▸ **TASK LIST**
(a) In two sentences, summarize the post about GameCube stereoscopic 3D.
(b) Reproduce everything from "I have had my" down to "the development subtitle." in the post about GameCube stereoscopic 3D, substituting "GameCube" for "gamecube".

━━━━━ DOCUMENT EXCERPT

Active Shutter 3D glasses

I have had my gamecube displaying 480p via hdmi for a little while now and after reading about a DIY vectrex 3D imager using LCD shutter glasses, I started to wonder if it was possible to display a stereoscopic 3D image at 480p on the gamecube using shutter glasses. I started to research if it had been done before and the only thing I could find was this nugget of gold from the wikipedia luigi's mansion page under the development subtitle.

"All GameCube systems support the display of stereoscopic 3D, and Luigi's Mansion was developed to utilize this feature.[23] However, 3D televisions were not widespread at the time, and it was deemed that compatible displays would be too cost-prohibitive for the consumer. As a result, the feature was never enabled outside of development."

So it is possible to display a stereoscopic 3d image through the gamecube, however no game or homebrew ever did this and therefore no technical details about how it can be done are available. After some more digging I found some technical details about how the gamecube maybe able to display a stereoscopic 3d image from patent U.S. Pat. 6,609,977. It looks like the gamecube can in fact supported two ways to display stereoscopic 3d images.

━━━━━━━━━━
━━━━━ INFORMATION SUPPLIED

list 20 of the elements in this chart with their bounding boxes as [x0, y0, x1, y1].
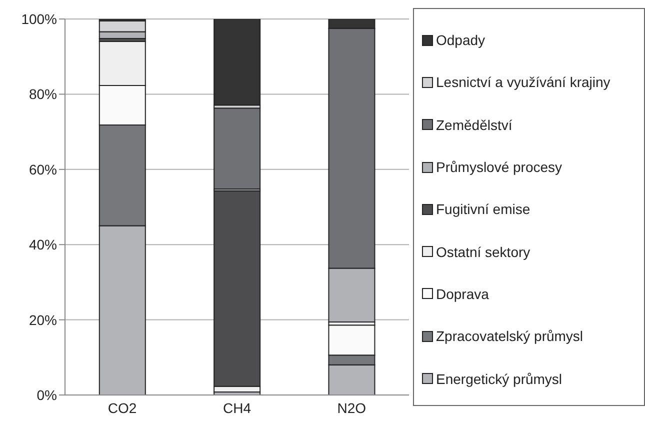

━━━━━━━━━━

▸ **SOLUTIONS PER TASK**
(a) After reading about a DIY Vectrex 3D imager, the writer, who had a GameCube displaying 480p via HDMI, wondered whether it could show stereoscopic 3D with shutter glasses, and found a Wikipedia passage saying all GameCube systems support stereoscopic 3D and that Luigi's Mansion was developed to use it, though the feature was never enabled outside development. Because no game or homebrew ever used it and no technical details were available, the writer looked to U.S. Pat. 6,609,977, which suggests the GameCube supports two ways to display stereoscopic 3D images.

(b)
I have had my GameCube displaying 480p via hdmi for a little while now and after reading about a DIY vectrex 3D imager using LCD shutter glasses, I started to wonder if it was possible to display a stereoscopic 3D image at 480p on the GameCube using shutter glasses. I started to research if it had been done before and the only thing I could find was this nugget of gold from the wikipedia luigi's mansion page under the development subtitle.